## begin Stored records

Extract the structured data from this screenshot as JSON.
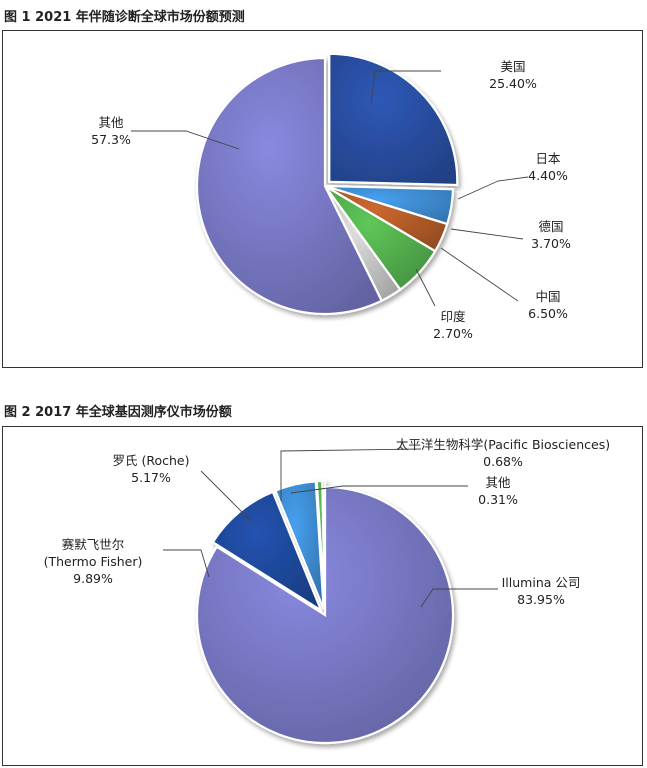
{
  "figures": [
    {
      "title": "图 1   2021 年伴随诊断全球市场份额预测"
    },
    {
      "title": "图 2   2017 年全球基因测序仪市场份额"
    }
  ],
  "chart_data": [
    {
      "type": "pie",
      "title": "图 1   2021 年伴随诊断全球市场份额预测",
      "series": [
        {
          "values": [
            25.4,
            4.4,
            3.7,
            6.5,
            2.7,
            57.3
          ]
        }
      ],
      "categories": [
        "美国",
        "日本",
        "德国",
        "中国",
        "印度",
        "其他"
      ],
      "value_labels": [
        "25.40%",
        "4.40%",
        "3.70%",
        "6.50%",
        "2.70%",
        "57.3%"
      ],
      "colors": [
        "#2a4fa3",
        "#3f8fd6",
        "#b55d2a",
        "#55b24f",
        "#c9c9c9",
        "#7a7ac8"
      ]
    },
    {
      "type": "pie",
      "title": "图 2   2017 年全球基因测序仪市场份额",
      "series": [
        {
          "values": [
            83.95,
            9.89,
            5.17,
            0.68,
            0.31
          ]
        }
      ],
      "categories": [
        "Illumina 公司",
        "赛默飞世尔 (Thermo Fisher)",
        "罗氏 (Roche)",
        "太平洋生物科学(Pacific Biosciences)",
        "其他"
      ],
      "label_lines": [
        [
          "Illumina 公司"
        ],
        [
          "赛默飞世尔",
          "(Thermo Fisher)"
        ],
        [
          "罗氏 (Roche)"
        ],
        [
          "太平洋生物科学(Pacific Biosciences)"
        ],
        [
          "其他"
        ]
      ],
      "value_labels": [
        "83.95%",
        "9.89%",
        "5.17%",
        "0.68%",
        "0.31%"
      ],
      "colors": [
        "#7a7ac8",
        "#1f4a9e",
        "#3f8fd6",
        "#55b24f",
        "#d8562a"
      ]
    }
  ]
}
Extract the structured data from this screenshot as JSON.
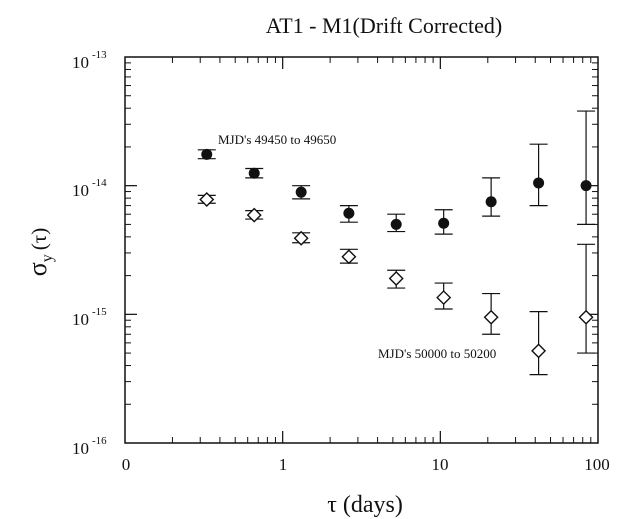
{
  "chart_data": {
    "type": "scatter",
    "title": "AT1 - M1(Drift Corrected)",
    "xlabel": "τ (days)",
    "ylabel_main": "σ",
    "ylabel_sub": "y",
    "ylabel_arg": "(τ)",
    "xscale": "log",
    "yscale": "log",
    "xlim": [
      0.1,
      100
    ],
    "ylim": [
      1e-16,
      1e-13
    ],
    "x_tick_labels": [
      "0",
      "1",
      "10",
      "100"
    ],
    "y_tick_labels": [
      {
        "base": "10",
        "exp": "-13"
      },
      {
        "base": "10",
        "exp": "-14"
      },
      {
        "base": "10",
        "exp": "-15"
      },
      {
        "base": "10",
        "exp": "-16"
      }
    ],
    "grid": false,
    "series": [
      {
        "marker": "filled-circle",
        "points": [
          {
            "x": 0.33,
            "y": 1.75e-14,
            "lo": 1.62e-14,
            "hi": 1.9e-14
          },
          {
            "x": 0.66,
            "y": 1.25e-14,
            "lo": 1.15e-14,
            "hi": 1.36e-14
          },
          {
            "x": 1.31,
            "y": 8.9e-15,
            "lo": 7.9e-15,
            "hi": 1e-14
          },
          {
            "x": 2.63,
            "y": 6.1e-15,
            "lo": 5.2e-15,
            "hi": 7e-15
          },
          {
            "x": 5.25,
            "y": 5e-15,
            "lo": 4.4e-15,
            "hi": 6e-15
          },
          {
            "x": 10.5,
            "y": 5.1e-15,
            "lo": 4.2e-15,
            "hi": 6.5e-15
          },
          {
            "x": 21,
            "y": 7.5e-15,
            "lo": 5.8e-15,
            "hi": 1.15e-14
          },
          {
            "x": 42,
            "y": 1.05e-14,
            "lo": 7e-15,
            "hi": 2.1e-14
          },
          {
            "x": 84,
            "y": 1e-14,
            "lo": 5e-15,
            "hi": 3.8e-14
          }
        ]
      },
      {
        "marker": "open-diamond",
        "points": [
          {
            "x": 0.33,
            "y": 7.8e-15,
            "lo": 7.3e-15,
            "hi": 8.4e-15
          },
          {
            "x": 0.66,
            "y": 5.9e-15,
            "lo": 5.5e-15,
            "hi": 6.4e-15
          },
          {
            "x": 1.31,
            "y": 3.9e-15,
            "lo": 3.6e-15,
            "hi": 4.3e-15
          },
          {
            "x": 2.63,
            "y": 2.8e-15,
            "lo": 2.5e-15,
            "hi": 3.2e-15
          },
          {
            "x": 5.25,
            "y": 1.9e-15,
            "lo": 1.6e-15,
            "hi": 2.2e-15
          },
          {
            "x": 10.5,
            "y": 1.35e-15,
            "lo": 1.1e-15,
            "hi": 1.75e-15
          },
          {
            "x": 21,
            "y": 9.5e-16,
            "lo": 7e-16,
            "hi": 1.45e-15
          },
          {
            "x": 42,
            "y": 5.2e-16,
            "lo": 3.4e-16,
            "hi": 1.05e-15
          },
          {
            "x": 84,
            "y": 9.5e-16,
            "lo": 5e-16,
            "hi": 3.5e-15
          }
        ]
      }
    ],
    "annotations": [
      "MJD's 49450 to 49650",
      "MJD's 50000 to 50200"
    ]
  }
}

## end Stored records

Requirement :: Show all lines in the entries above where the string "Pacific" appears.

Solution for this task ::
        "太平洋生物科学(Pacific Biosciences)",
          "太平洋生物科学(Pacific Biosciences)"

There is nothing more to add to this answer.